Write out every line of the material as it stands, apart from the pictures.

::::::

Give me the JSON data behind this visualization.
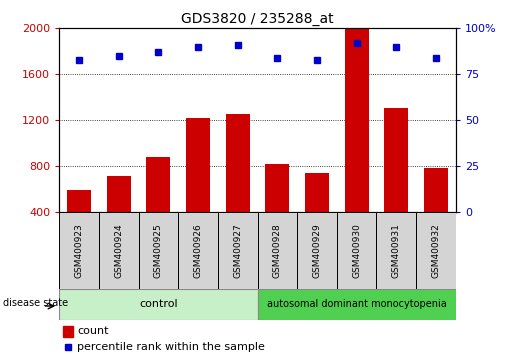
{
  "title": "GDS3820 / 235288_at",
  "samples": [
    "GSM400923",
    "GSM400924",
    "GSM400925",
    "GSM400926",
    "GSM400927",
    "GSM400928",
    "GSM400929",
    "GSM400930",
    "GSM400931",
    "GSM400932"
  ],
  "counts": [
    595,
    720,
    880,
    1220,
    1255,
    820,
    740,
    1990,
    1310,
    790
  ],
  "percentiles": [
    83,
    85,
    87,
    90,
    91,
    84,
    83,
    92,
    90,
    84
  ],
  "ylim_left": [
    400,
    2000
  ],
  "ylim_right": [
    0,
    100
  ],
  "yticks_left": [
    400,
    800,
    1200,
    1600,
    2000
  ],
  "ytick_labels_left": [
    "400",
    "800",
    "1200",
    "1600",
    "2000"
  ],
  "yticks_right": [
    0,
    25,
    50,
    75,
    100
  ],
  "ytick_labels_right": [
    "0",
    "25",
    "50",
    "75",
    "100%"
  ],
  "grid_yticks": [
    800,
    1200,
    1600
  ],
  "bar_color": "#cc0000",
  "dot_color": "#0000cc",
  "control_group": [
    0,
    1,
    2,
    3,
    4
  ],
  "disease_group": [
    5,
    6,
    7,
    8,
    9
  ],
  "control_label": "control",
  "disease_label": "autosomal dominant monocytopenia",
  "control_color": "#c8f0c8",
  "disease_color": "#50d050",
  "disease_state_label": "disease state",
  "legend_count": "count",
  "legend_percentile": "percentile rank within the sample",
  "bar_width": 0.6,
  "label_box_color": "#d4d4d4",
  "title_fontsize": 10,
  "axis_fontsize": 8,
  "label_fontsize": 6.5
}
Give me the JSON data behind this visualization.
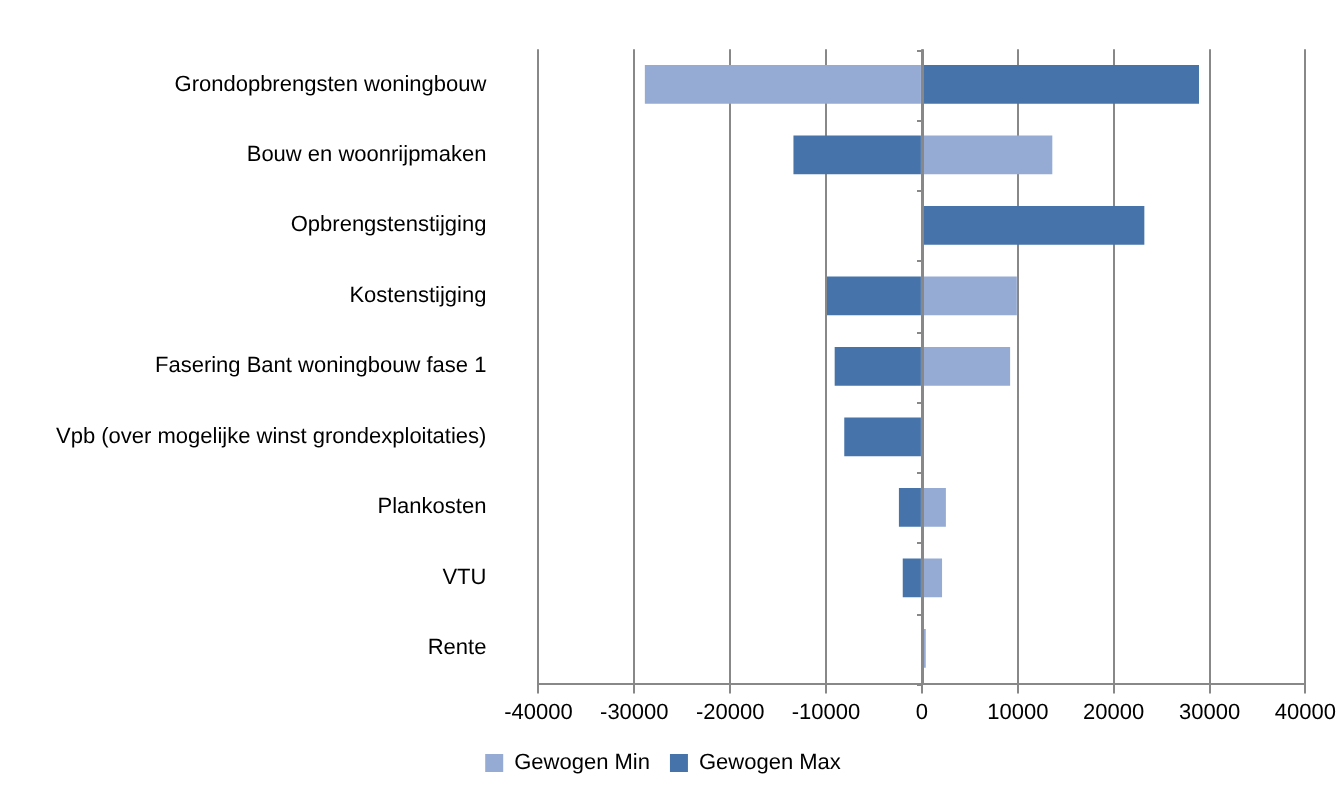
{
  "chart_data": {
    "type": "bar",
    "orientation": "horizontal",
    "categories": [
      "Grondopbrengsten woningbouw",
      "Bouw en woonrijpmaken",
      "Opbrengstenstijging",
      "Kostenstijging",
      "Fasering Bant woningbouw fase 1",
      "Vpb (over mogelijke winst grondexploitaties)",
      "Plankosten",
      "VTU",
      "Rente"
    ],
    "series": [
      {
        "name": "Gewogen Min",
        "color": "#95abd4",
        "values": [
          -28900,
          13600,
          null,
          9900,
          9200,
          null,
          2500,
          2100,
          400
        ]
      },
      {
        "name": "Gewogen Max",
        "color": "#4674aa",
        "values": [
          28900,
          -13400,
          23200,
          -9900,
          -9100,
          -8100,
          -2400,
          -2000,
          null
        ]
      }
    ],
    "xlim": [
      -40000,
      40000
    ],
    "xticks": [
      -40000,
      -30000,
      -20000,
      -10000,
      0,
      10000,
      20000,
      30000,
      40000
    ],
    "stacked": true,
    "grid": "x",
    "legend": "bottom"
  }
}
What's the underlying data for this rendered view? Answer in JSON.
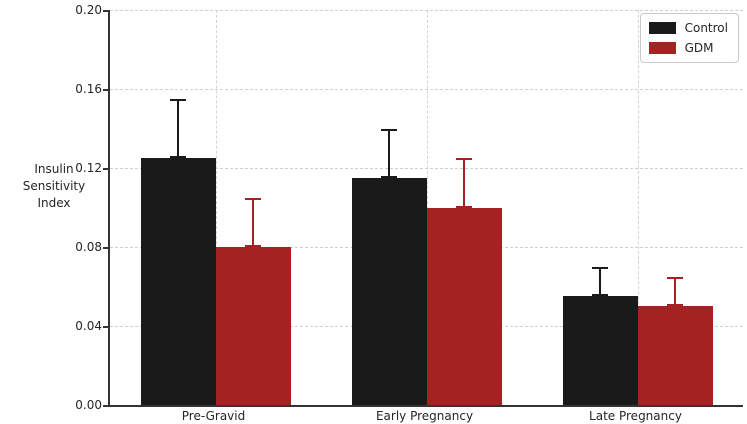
{
  "chart_data": {
    "type": "bar",
    "title": "",
    "ylabel_lines": [
      "Insulin",
      "Sensitivity",
      "Index"
    ],
    "xlabel": "",
    "categories": [
      "Pre-Gravid",
      "Early Pregnancy",
      "Late Pregnancy"
    ],
    "series": [
      {
        "name": "Control",
        "color": "#1a1a1a",
        "values": [
          0.125,
          0.115,
          0.055
        ],
        "errors_upper": [
          0.03,
          0.025,
          0.015
        ]
      },
      {
        "name": "GDM",
        "color": "#a42222",
        "values": [
          0.08,
          0.1,
          0.05
        ],
        "errors_upper": [
          0.025,
          0.025,
          0.015
        ]
      }
    ],
    "ylim": [
      0.0,
      0.2
    ],
    "yticks": [
      "0.00",
      "0.04",
      "0.08",
      "0.12",
      "0.16",
      "0.20"
    ],
    "grid": true,
    "legend_position": "upper right",
    "axis_color": "#333333",
    "grid_color": "#cfcfcf",
    "text_color": "#262626"
  }
}
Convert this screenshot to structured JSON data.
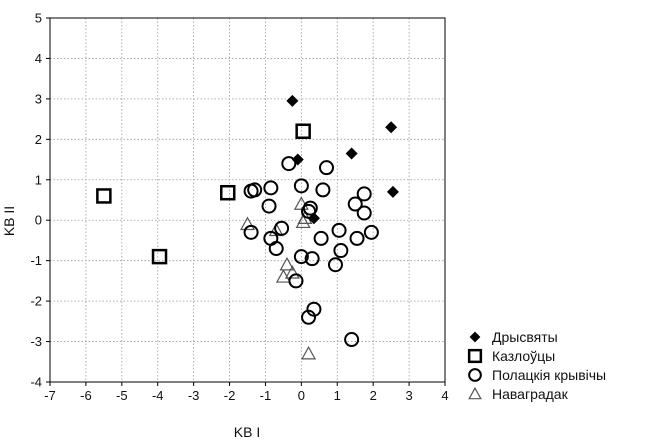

::::::

» Result of this exercise:
Give me the JSON data behind this visualization.
{
  "title": "GDS3820 / 235288_at",
  "samples": [
    "GSM400923",
    "GSM400924",
    "GSM400925",
    "GSM400926",
    "GSM400927",
    "GSM400928",
    "GSM400929",
    "GSM400930",
    "GSM400931",
    "GSM400932"
  ],
  "counts": [
    595,
    720,
    880,
    1220,
    1255,
    820,
    740,
    1990,
    1310,
    790
  ],
  "percentiles": [
    83,
    85,
    87,
    90,
    91,
    84,
    83,
    92,
    90,
    84
  ],
  "ylim_left": [
    400,
    2000
  ],
  "ylim_right": [
    0,
    100
  ],
  "yticks_left": [
    400,
    800,
    1200,
    1600,
    2000
  ],
  "ytick_labels_left": [
    "400",
    "800",
    "1200",
    "1600",
    "2000"
  ],
  "yticks_right": [
    0,
    25,
    50,
    75,
    100
  ],
  "ytick_labels_right": [
    "0",
    "25",
    "50",
    "75",
    "100%"
  ],
  "grid_yticks": [
    800,
    1200,
    1600
  ],
  "bar_color": "#cc0000",
  "dot_color": "#0000cc",
  "control_group": [
    0,
    1,
    2,
    3,
    4
  ],
  "disease_group": [
    5,
    6,
    7,
    8,
    9
  ],
  "control_label": "control",
  "disease_label": "autosomal dominant monocytopenia",
  "control_color": "#c8f0c8",
  "disease_color": "#50d050",
  "disease_state_label": "disease state",
  "legend_count": "count",
  "legend_percentile": "percentile rank within the sample",
  "bar_width": 0.6,
  "label_box_color": "#d4d4d4",
  "title_fontsize": 10,
  "axis_fontsize": 8,
  "label_fontsize": 6.5
}
Give me the JSON data behind this visualization.
{
  "chart_data": {
    "type": "bar",
    "orientation": "horizontal",
    "categories": [
      "Grondopbrengsten woningbouw",
      "Bouw en woonrijpmaken",
      "Opbrengstenstijging",
      "Kostenstijging",
      "Fasering Bant woningbouw fase 1",
      "Vpb (over mogelijke winst grondexploitaties)",
      "Plankosten",
      "VTU",
      "Rente"
    ],
    "series": [
      {
        "name": "Gewogen Min",
        "color": "#95abd4",
        "values": [
          -28900,
          13600,
          null,
          9900,
          9200,
          null,
          2500,
          2100,
          400
        ]
      },
      {
        "name": "Gewogen Max",
        "color": "#4674aa",
        "values": [
          28900,
          -13400,
          23200,
          -9900,
          -9100,
          -8100,
          -2400,
          -2000,
          null
        ]
      }
    ],
    "xlim": [
      -40000,
      40000
    ],
    "xticks": [
      -40000,
      -30000,
      -20000,
      -10000,
      0,
      10000,
      20000,
      30000,
      40000
    ],
    "stacked": true,
    "grid": "x",
    "legend": "bottom"
  }
}
What's the underlying data for this rendered view? Answer in JSON.
{
  "chart_data": {
    "type": "bar",
    "title": "",
    "ylabel_lines": [
      "Insulin",
      "Sensitivity",
      "Index"
    ],
    "xlabel": "",
    "categories": [
      "Pre-Gravid",
      "Early Pregnancy",
      "Late Pregnancy"
    ],
    "series": [
      {
        "name": "Control",
        "color": "#1a1a1a",
        "values": [
          0.125,
          0.115,
          0.055
        ],
        "errors_upper": [
          0.03,
          0.025,
          0.015
        ]
      },
      {
        "name": "GDM",
        "color": "#a42222",
        "values": [
          0.08,
          0.1,
          0.05
        ],
        "errors_upper": [
          0.025,
          0.025,
          0.015
        ]
      }
    ],
    "ylim": [
      0.0,
      0.2
    ],
    "yticks": [
      "0.00",
      "0.04",
      "0.08",
      "0.12",
      "0.16",
      "0.20"
    ],
    "grid": true,
    "legend_position": "upper right",
    "axis_color": "#333333",
    "grid_color": "#cfcfcf",
    "text_color": "#262626"
  }
}
Convert this screenshot to structured JSON data.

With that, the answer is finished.